_EXERCISE OBJECTIVE_
Transcribe the stretch of the profiles of wealthy business figures from "Vice-chairman & chief" through "of Sobha Ltd.".
··· PAGE EXTRACT ···
Founder and chairman of GEMS Education
Net worth: 1.9 billion
While young Sunny was studying at a boarding school in India and later went on to complete his education in Britain, his parents launched Our Own English High School in Dubai. When Sunny came back to the city in 1977, he opened a small trading company, and then became part owner of the Dubai Plaza Hotel. Meanwhile, his parents continued to teach English at their institution until, in the early 1980s, the Dubai authorities told them that they either had to construct a purpose-built facility or shut down. That's when Sunny stepped in - and took the first small steps towards building his vast fortune. Today, Varkey's for-profit educational empire - run under his Global Education Management Systems (GEMS) business unit - manages 90 schools across 30 countries including the UAE, Qatar, India and Britain.
Vice-chairman & chief executive officer of NMC Healthcare and UAE Exchange
Net worth: 1.8 billion
Shetty’s isn’t a rags-to-riches story. In the state of Karnataka, his family were local landlords and politicians. Shetty was pressured into moving after he was unable to pay off a bank loan he took to get his sister married. His family offered to help, but Shetty was too stubborn to accept and so he arrived in Abu Dhabi in 1973 with a little over AED 30. Today, he owns the 100th floor on the Burj Khalifa and is one of the most influential men in the UAE.
Founder and chairman of Sobha Ltd.
··· EXERCISE DATA ···
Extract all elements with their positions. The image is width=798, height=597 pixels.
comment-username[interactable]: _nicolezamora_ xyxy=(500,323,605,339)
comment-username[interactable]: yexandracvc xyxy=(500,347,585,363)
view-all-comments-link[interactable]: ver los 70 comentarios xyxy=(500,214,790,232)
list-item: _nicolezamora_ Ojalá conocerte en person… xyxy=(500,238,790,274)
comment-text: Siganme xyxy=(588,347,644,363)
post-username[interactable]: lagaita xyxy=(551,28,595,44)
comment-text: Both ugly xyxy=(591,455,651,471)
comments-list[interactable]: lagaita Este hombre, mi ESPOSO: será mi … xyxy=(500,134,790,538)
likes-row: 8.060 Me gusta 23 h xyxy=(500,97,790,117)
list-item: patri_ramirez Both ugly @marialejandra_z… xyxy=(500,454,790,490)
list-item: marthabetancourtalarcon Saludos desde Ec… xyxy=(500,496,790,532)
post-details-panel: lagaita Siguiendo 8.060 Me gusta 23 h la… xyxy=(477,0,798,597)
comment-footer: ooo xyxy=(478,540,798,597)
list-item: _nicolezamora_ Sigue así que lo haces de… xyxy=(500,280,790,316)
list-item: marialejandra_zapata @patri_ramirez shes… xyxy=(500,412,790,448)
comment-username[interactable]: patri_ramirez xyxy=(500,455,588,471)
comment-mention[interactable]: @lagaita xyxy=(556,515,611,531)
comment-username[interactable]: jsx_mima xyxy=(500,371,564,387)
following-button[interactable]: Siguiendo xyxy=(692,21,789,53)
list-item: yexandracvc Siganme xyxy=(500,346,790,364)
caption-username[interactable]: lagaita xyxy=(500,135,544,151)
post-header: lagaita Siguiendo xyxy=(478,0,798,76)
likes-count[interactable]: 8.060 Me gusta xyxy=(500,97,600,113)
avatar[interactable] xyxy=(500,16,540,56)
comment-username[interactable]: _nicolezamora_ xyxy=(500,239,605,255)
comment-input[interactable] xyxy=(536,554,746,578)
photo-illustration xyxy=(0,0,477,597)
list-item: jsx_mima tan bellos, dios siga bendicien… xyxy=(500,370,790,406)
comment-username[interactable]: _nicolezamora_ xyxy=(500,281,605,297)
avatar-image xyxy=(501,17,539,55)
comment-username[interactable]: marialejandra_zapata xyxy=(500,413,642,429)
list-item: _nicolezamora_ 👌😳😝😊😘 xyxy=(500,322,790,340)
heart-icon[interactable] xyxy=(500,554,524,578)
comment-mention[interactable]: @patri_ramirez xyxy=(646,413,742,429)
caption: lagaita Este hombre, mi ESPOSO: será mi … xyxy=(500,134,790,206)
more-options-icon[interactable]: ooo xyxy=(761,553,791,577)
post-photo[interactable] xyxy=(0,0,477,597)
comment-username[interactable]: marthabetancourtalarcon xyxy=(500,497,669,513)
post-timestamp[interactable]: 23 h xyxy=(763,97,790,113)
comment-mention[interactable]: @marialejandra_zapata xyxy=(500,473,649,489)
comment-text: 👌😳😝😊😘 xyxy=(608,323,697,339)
···
_ANSWER_
Vice-chairman & chief executive officer of NMC Healthcare and UAE Exchange
Net worth: 1.8 billion
Shetty’s isn’t a rags-to-riches story. In the state of Karnataka, his family were local landlords and politicians. Shetty was pressured into moving after he was unable to pay off a bank loan he took to get his sister married. His family offered to help, but Shetty was too stubborn to accept and so he arrived in Abu Dhabi in 1973 with a little over AED 30. Today, he owns the 100th floor on the Burj Khalifa and is one of the most influential men in the UAE.
Founder and chairman of Sobha Ltd.